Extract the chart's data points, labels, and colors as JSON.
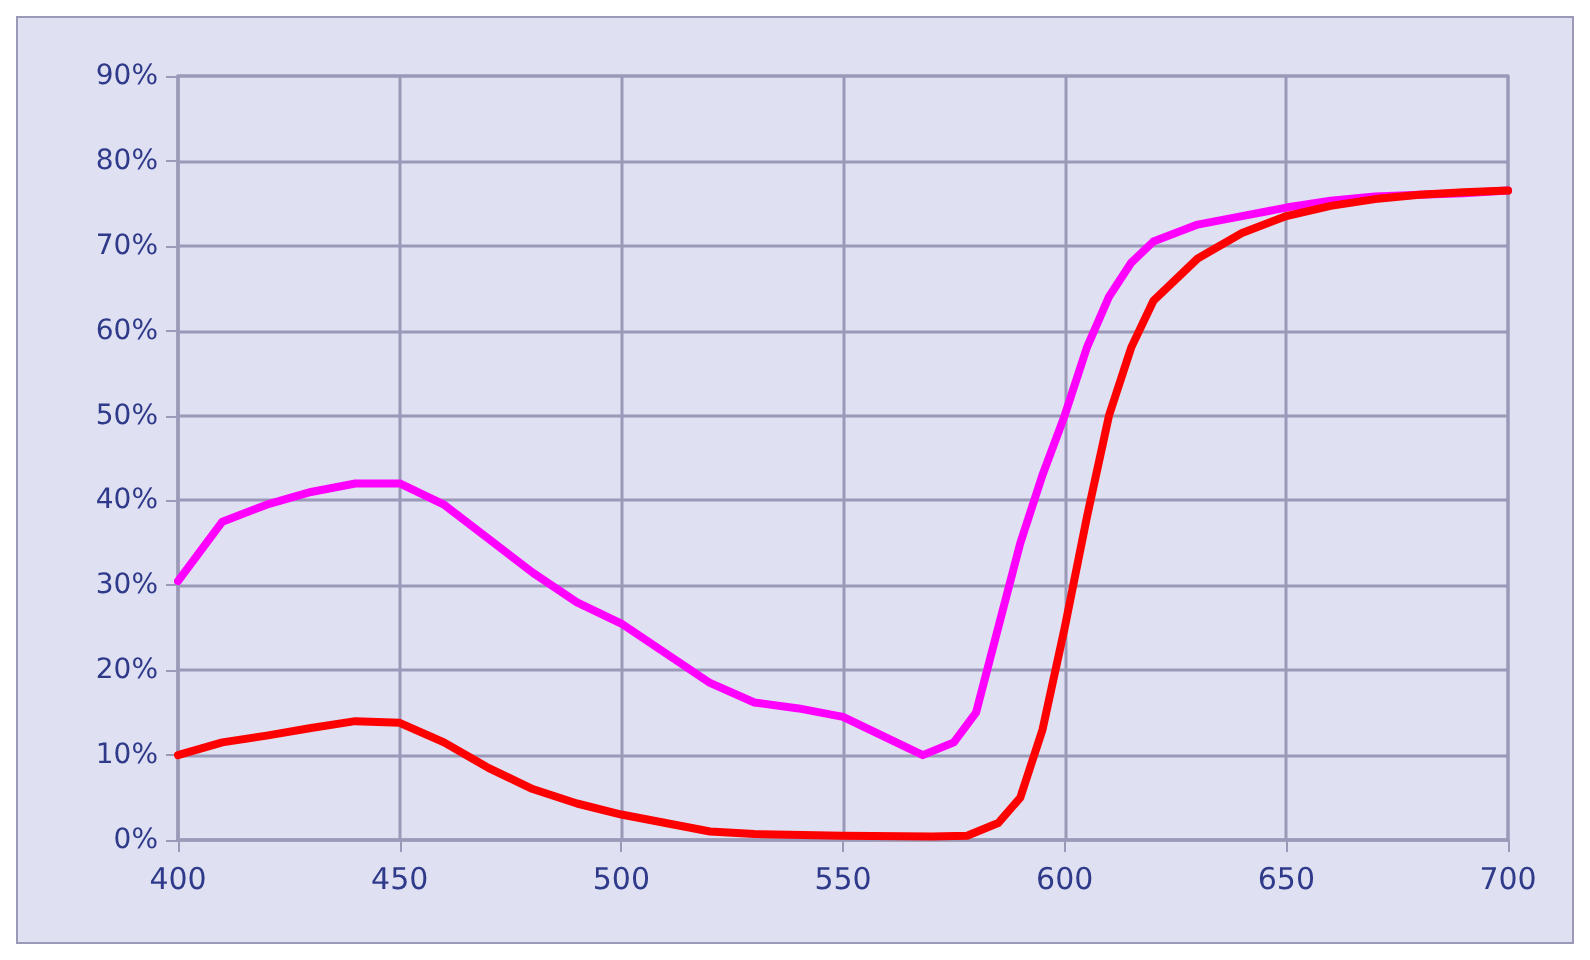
{
  "chart_data": {
    "type": "line",
    "xlim": [
      400,
      700
    ],
    "xticks": [
      400,
      450,
      500,
      550,
      600,
      650,
      700
    ],
    "ylim": [
      0,
      90
    ],
    "yticks": [
      {
        "value": 0,
        "label": "0%"
      },
      {
        "value": 10,
        "label": "10%"
      },
      {
        "value": 20,
        "label": "20%"
      },
      {
        "value": 30,
        "label": "30%"
      },
      {
        "value": 40,
        "label": "40%"
      },
      {
        "value": 50,
        "label": "50%"
      },
      {
        "value": 60,
        "label": "60%"
      },
      {
        "value": 70,
        "label": "70%"
      },
      {
        "value": 80,
        "label": "80%"
      },
      {
        "value": 90,
        "label": "90%"
      }
    ],
    "grid": true,
    "marker": "none",
    "line_style": "solid",
    "series": [
      {
        "color": "#ff00ff",
        "x": [
          400,
          410,
          420,
          430,
          440,
          450,
          460,
          470,
          480,
          490,
          500,
          510,
          520,
          530,
          540,
          550,
          560,
          568,
          575,
          580,
          585,
          590,
          595,
          600,
          605,
          610,
          615,
          620,
          630,
          640,
          650,
          660,
          670,
          680,
          690,
          700
        ],
        "values": [
          30.5,
          37.5,
          39.5,
          41,
          42,
          42,
          39.5,
          35.5,
          31.5,
          28,
          25.5,
          22,
          18.5,
          16.2,
          15.5,
          14.5,
          12,
          10,
          11.5,
          15,
          25,
          35,
          43,
          50,
          58,
          64,
          68,
          70.5,
          72.5,
          73.5,
          74.5,
          75.3,
          75.8,
          76,
          76.2,
          76.5
        ]
      },
      {
        "color": "#ff0000",
        "x": [
          400,
          410,
          420,
          430,
          440,
          450,
          460,
          470,
          480,
          490,
          500,
          510,
          520,
          530,
          550,
          570,
          578,
          585,
          590,
          595,
          600,
          605,
          610,
          615,
          620,
          630,
          640,
          650,
          660,
          670,
          680,
          690,
          700
        ],
        "values": [
          10,
          11.5,
          12.3,
          13.2,
          14,
          13.8,
          11.5,
          8.5,
          6,
          4.3,
          3,
          2,
          1,
          0.7,
          0.5,
          0.4,
          0.5,
          2,
          5,
          13,
          25,
          38,
          50,
          58,
          63.5,
          68.5,
          71.5,
          73.5,
          74.7,
          75.5,
          76,
          76.3,
          76.5
        ]
      }
    ]
  }
}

----

• **Exercise**: Set down all the entries exactly as they appear, but skip any pictures.

• **Full answer**:
Extract the chart's data points, labels, and colors as JSON.
{
  "chart_data": {
    "type": "line",
    "xlim": [
      400,
      700
    ],
    "xticks": [
      400,
      450,
      500,
      550,
      600,
      650,
      700
    ],
    "ylim": [
      0,
      90
    ],
    "yticks": [
      {
        "value": 0,
        "label": "0%"
      },
      {
        "value": 10,
        "label": "10%"
      },
      {
        "value": 20,
        "label": "20%"
      },
      {
        "value": 30,
        "label": "30%"
      },
      {
        "value": 40,
        "label": "40%"
      },
      {
        "value": 50,
        "label": "50%"
      },
      {
        "value": 60,
        "label": "60%"
      },
      {
        "value": 70,
        "label": "70%"
      },
      {
        "value": 80,
        "label": "80%"
      },
      {
        "value": 90,
        "label": "90%"
      }
    ],
    "grid": true,
    "marker": "none",
    "line_style": "solid",
    "series": [
      {
        "color": "#ff00ff",
        "x": [
          400,
          410,
          420,
          430,
          440,
          450,
          460,
          470,
          480,
          490,
          500,
          510,
          520,
          530,
          540,
          550,
          560,
          568,
          575,
          580,
          585,
          590,
          595,
          600,
          605,
          610,
          615,
          620,
          630,
          640,
          650,
          660,
          670,
          680,
          690,
          700
        ],
        "values": [
          30.5,
          37.5,
          39.5,
          41,
          42,
          42,
          39.5,
          35.5,
          31.5,
          28,
          25.5,
          22,
          18.5,
          16.2,
          15.5,
          14.5,
          12,
          10,
          11.5,
          15,
          25,
          35,
          43,
          50,
          58,
          64,
          68,
          70.5,
          72.5,
          73.5,
          74.5,
          75.3,
          75.8,
          76,
          76.2,
          76.5
        ]
      },
      {
        "color": "#ff0000",
        "x": [
          400,
          410,
          420,
          430,
          440,
          450,
          460,
          470,
          480,
          490,
          500,
          510,
          520,
          530,
          550,
          570,
          578,
          585,
          590,
          595,
          600,
          605,
          610,
          615,
          620,
          630,
          640,
          650,
          660,
          670,
          680,
          690,
          700
        ],
        "values": [
          10,
          11.5,
          12.3,
          13.2,
          14,
          13.8,
          11.5,
          8.5,
          6,
          4.3,
          3,
          2,
          1,
          0.7,
          0.5,
          0.4,
          0.5,
          2,
          5,
          13,
          25,
          38,
          50,
          58,
          63.5,
          68.5,
          71.5,
          73.5,
          74.7,
          75.5,
          76,
          76.3,
          76.5
        ]
      }
    ]
  }
}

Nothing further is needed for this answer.